[Dataset excerpt]
>> START
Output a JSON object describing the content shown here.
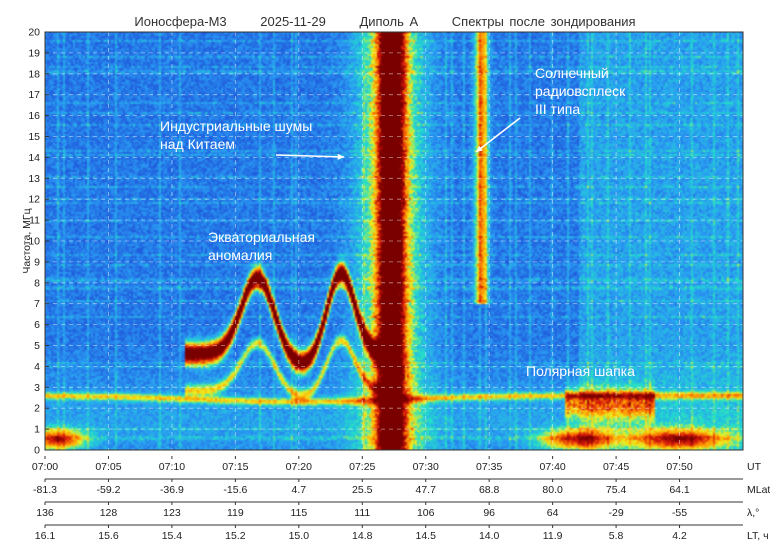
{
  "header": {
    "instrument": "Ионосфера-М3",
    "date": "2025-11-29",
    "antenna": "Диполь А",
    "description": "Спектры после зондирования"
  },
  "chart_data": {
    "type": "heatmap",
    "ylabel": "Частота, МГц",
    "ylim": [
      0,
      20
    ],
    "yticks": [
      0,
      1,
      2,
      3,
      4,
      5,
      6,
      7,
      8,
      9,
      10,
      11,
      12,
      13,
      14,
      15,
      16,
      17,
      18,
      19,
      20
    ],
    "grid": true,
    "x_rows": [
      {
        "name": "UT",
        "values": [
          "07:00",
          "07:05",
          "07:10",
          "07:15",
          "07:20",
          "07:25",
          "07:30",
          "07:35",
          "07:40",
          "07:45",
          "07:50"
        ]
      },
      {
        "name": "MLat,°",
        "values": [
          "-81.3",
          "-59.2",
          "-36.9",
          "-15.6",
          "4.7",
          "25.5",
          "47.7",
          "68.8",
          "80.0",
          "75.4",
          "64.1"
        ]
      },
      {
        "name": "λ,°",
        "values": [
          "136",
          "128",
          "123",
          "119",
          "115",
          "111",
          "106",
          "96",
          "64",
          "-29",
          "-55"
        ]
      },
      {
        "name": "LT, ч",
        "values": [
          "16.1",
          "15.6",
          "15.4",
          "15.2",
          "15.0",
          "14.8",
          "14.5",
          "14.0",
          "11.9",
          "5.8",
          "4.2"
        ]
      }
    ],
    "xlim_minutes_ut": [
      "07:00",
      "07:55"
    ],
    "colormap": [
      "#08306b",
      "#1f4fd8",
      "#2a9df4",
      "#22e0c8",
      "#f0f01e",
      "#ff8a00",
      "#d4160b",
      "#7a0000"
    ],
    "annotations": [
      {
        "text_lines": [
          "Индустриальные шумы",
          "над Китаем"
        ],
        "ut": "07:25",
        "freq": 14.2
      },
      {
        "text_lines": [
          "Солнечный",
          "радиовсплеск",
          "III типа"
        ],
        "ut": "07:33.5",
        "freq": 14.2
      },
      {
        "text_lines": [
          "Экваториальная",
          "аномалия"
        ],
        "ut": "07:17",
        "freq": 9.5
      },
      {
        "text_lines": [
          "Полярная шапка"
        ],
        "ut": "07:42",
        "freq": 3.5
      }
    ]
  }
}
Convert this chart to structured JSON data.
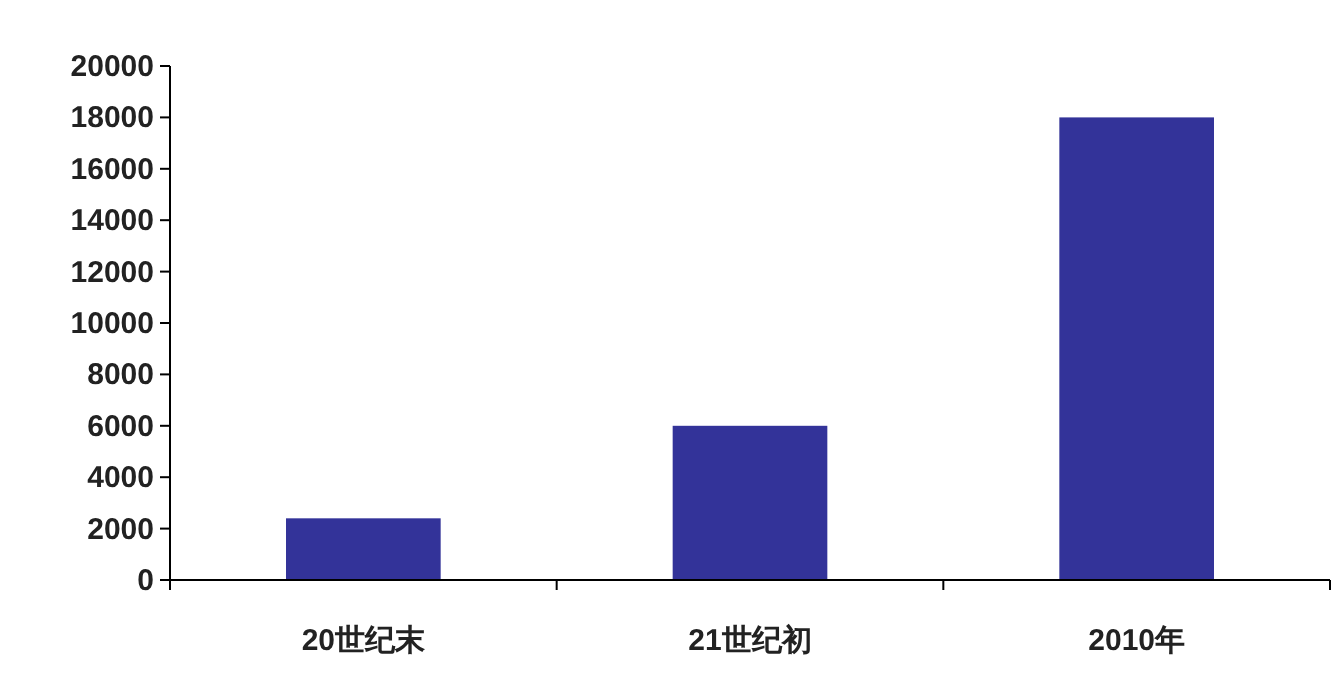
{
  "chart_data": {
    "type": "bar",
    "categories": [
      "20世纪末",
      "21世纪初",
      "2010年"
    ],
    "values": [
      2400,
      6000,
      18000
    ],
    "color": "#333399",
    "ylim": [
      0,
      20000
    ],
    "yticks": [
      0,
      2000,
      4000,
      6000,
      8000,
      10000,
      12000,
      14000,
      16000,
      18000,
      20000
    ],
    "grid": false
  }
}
>> END
### EXERCISE DESCRIPTION:
Without including any picture, repeat the data exactly.

### FULL ANSWER:
Output a JSON object describing the content shown here.
{
  "header": {
    "instrument": "Ионосфера-М3",
    "date": "2025-11-29",
    "antenna": "Диполь А",
    "description": "Спектры после зондирования"
  },
  "chart_data": {
    "type": "heatmap",
    "ylabel": "Частота, МГц",
    "ylim": [
      0,
      20
    ],
    "yticks": [
      0,
      1,
      2,
      3,
      4,
      5,
      6,
      7,
      8,
      9,
      10,
      11,
      12,
      13,
      14,
      15,
      16,
      17,
      18,
      19,
      20
    ],
    "grid": true,
    "x_rows": [
      {
        "name": "UT",
        "values": [
          "07:00",
          "07:05",
          "07:10",
          "07:15",
          "07:20",
          "07:25",
          "07:30",
          "07:35",
          "07:40",
          "07:45",
          "07:50"
        ]
      },
      {
        "name": "MLat,°",
        "values": [
          "-81.3",
          "-59.2",
          "-36.9",
          "-15.6",
          "4.7",
          "25.5",
          "47.7",
          "68.8",
          "80.0",
          "75.4",
          "64.1"
        ]
      },
      {
        "name": "λ,°",
        "values": [
          "136",
          "128",
          "123",
          "119",
          "115",
          "111",
          "106",
          "96",
          "64",
          "-29",
          "-55"
        ]
      },
      {
        "name": "LT, ч",
        "values": [
          "16.1",
          "15.6",
          "15.4",
          "15.2",
          "15.0",
          "14.8",
          "14.5",
          "14.0",
          "11.9",
          "5.8",
          "4.2"
        ]
      }
    ],
    "xlim_minutes_ut": [
      "07:00",
      "07:55"
    ],
    "colormap": [
      "#08306b",
      "#1f4fd8",
      "#2a9df4",
      "#22e0c8",
      "#f0f01e",
      "#ff8a00",
      "#d4160b",
      "#7a0000"
    ],
    "annotations": [
      {
        "text_lines": [
          "Индустриальные шумы",
          "над Китаем"
        ],
        "ut": "07:25",
        "freq": 14.2
      },
      {
        "text_lines": [
          "Солнечный",
          "радиовсплеск",
          "III типа"
        ],
        "ut": "07:33.5",
        "freq": 14.2
      },
      {
        "text_lines": [
          "Экваториальная",
          "аномалия"
        ],
        "ut": "07:17",
        "freq": 9.5
      },
      {
        "text_lines": [
          "Полярная шапка"
        ],
        "ut": "07:42",
        "freq": 3.5
      }
    ]
  }
}
Convert this chart to structured JSON data.
{
  "chart_data": {
    "type": "bar",
    "categories": [
      "20世纪末",
      "21世纪初",
      "2010年"
    ],
    "values": [
      2400,
      6000,
      18000
    ],
    "color": "#333399",
    "ylim": [
      0,
      20000
    ],
    "yticks": [
      0,
      2000,
      4000,
      6000,
      8000,
      10000,
      12000,
      14000,
      16000,
      18000,
      20000
    ],
    "grid": false
  }
}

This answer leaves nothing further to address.